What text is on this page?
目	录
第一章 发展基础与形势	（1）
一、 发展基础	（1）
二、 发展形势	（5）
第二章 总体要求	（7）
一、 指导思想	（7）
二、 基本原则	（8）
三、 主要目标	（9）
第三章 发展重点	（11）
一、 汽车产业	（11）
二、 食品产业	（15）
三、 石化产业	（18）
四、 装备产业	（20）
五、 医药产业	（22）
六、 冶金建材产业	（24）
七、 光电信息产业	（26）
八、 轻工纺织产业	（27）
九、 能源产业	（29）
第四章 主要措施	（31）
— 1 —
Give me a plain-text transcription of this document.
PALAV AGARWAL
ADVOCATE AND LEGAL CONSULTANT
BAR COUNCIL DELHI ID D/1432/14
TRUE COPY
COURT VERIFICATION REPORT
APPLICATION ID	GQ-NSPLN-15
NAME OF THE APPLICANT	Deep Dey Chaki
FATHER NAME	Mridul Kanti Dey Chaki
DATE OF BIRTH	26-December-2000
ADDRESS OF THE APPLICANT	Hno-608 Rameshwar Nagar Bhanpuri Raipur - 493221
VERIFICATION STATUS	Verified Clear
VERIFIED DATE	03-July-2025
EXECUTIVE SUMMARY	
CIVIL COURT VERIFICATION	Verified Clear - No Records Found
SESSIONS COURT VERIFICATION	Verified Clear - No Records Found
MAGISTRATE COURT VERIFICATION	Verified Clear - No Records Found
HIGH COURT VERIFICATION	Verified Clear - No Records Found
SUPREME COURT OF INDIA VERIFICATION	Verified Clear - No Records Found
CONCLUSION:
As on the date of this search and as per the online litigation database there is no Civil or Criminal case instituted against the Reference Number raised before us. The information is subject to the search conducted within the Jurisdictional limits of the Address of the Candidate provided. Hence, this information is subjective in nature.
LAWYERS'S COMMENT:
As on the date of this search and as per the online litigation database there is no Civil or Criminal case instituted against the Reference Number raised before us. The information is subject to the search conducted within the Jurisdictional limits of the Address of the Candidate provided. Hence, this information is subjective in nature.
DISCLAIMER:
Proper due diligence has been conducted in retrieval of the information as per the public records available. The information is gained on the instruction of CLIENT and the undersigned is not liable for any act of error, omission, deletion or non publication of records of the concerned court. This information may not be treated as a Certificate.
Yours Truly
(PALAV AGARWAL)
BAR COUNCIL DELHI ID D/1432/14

...

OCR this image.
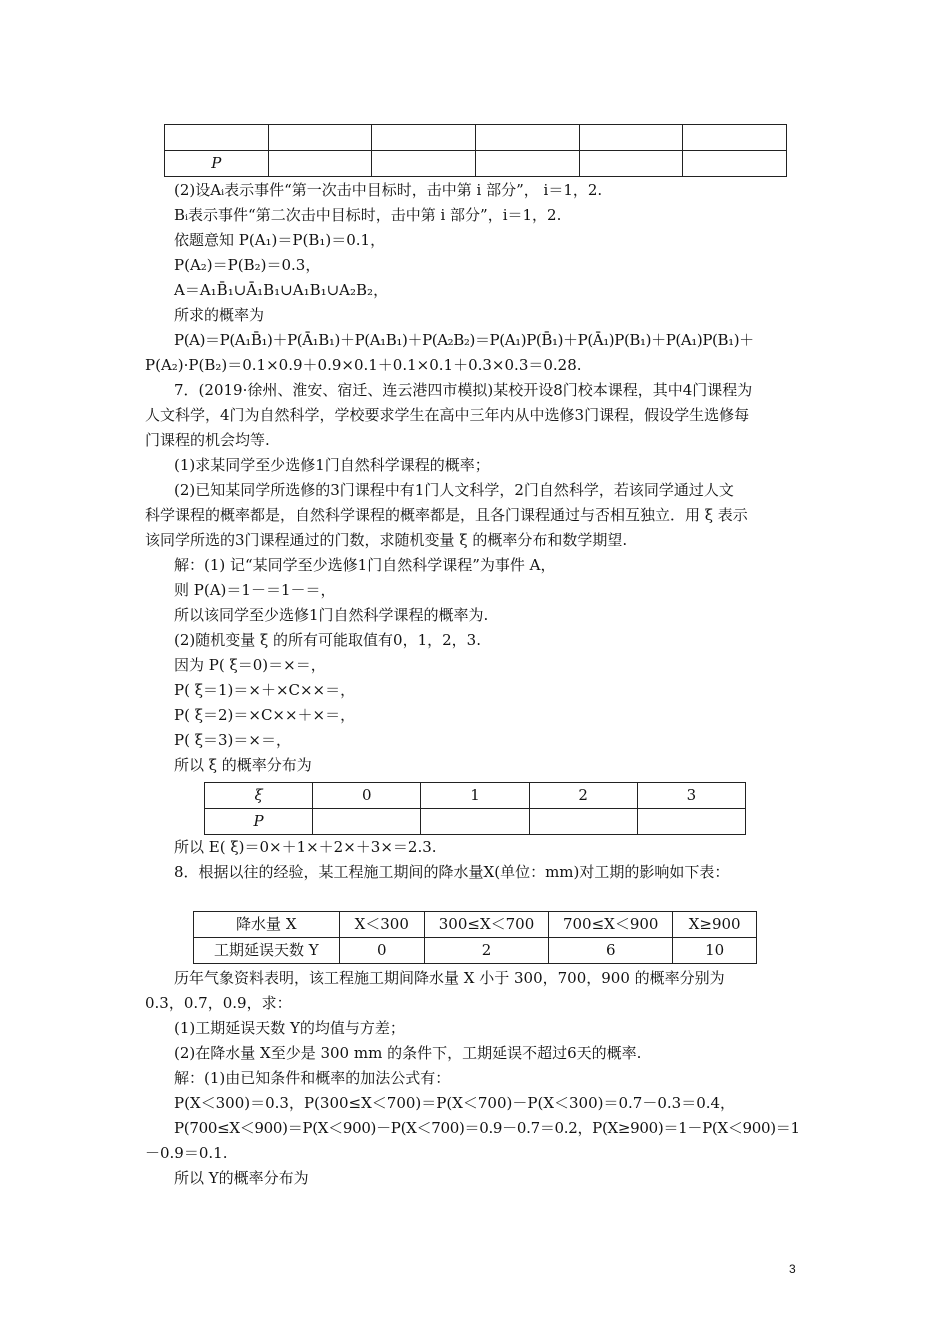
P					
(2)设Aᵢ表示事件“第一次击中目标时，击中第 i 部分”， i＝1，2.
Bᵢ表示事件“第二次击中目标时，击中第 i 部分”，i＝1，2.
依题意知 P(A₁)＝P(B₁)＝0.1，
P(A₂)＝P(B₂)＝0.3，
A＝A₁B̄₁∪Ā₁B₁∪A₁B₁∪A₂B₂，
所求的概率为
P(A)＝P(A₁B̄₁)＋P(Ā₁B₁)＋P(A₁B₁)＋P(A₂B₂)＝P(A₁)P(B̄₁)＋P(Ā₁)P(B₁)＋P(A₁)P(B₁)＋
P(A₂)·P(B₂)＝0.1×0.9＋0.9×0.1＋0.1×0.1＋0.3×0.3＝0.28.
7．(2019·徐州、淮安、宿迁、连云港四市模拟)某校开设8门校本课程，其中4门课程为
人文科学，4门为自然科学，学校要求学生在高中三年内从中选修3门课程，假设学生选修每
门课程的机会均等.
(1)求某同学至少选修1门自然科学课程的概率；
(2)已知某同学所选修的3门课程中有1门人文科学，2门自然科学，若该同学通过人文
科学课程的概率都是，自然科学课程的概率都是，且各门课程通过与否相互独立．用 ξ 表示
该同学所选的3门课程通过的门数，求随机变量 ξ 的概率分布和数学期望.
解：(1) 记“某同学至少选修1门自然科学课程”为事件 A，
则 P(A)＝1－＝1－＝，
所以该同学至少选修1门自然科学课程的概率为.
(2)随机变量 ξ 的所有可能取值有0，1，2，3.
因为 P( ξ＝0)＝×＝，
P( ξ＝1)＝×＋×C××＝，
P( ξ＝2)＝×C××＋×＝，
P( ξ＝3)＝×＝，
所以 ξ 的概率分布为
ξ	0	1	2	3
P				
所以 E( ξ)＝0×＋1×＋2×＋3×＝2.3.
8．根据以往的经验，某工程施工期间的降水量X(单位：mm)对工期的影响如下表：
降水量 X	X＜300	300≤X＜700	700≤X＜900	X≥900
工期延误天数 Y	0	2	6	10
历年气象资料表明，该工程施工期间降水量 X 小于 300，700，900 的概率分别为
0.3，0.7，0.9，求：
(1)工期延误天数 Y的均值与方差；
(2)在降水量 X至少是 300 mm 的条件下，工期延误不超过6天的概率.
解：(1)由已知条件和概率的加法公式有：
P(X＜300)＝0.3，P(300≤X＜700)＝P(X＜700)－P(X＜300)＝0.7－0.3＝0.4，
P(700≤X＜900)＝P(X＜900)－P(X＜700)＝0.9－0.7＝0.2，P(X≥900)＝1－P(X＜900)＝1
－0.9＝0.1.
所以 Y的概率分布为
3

==

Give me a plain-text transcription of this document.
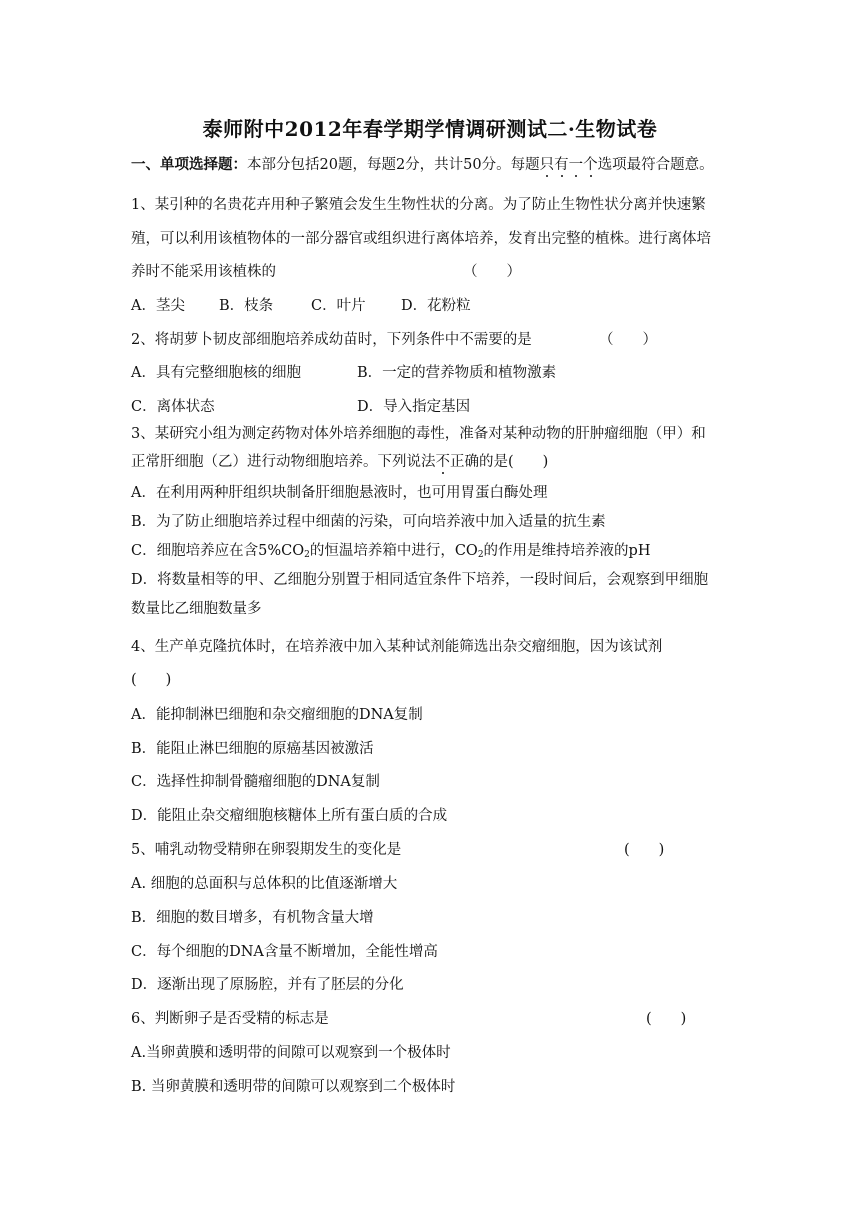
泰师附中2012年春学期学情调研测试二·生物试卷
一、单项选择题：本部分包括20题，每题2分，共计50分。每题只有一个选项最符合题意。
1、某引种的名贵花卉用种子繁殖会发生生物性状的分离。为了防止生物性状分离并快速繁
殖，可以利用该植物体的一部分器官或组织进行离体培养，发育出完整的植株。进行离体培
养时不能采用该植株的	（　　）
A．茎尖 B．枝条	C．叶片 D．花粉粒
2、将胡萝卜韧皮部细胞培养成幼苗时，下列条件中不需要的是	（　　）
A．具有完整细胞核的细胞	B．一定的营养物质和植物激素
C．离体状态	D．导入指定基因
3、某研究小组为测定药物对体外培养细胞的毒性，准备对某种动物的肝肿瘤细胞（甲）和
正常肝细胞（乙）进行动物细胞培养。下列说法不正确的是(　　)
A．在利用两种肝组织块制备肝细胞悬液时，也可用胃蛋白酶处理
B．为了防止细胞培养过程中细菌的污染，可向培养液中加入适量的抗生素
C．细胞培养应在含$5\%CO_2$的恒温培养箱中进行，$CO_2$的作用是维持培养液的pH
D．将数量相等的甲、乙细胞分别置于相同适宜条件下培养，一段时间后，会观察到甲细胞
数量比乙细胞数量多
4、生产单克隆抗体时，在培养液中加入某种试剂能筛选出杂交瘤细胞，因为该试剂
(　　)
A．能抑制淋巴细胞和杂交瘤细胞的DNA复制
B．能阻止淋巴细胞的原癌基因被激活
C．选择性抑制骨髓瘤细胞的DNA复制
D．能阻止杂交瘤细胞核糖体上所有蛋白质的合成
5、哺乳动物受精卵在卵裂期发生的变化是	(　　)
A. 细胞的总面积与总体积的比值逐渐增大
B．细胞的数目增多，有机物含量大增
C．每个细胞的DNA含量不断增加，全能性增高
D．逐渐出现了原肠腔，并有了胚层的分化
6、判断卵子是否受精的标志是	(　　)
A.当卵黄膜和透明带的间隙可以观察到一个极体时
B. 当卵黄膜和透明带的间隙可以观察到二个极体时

— Directive —
Within the listing above, find every line containing the string "APPLICANT" and return it.

— Solved problem —
NAME OF THE APPLICANT	Deep Dey Chaki
ADDRESS OF THE APPLICANT	Hno-608 Rameshwar Nagar Bhanpuri Raipur - 493221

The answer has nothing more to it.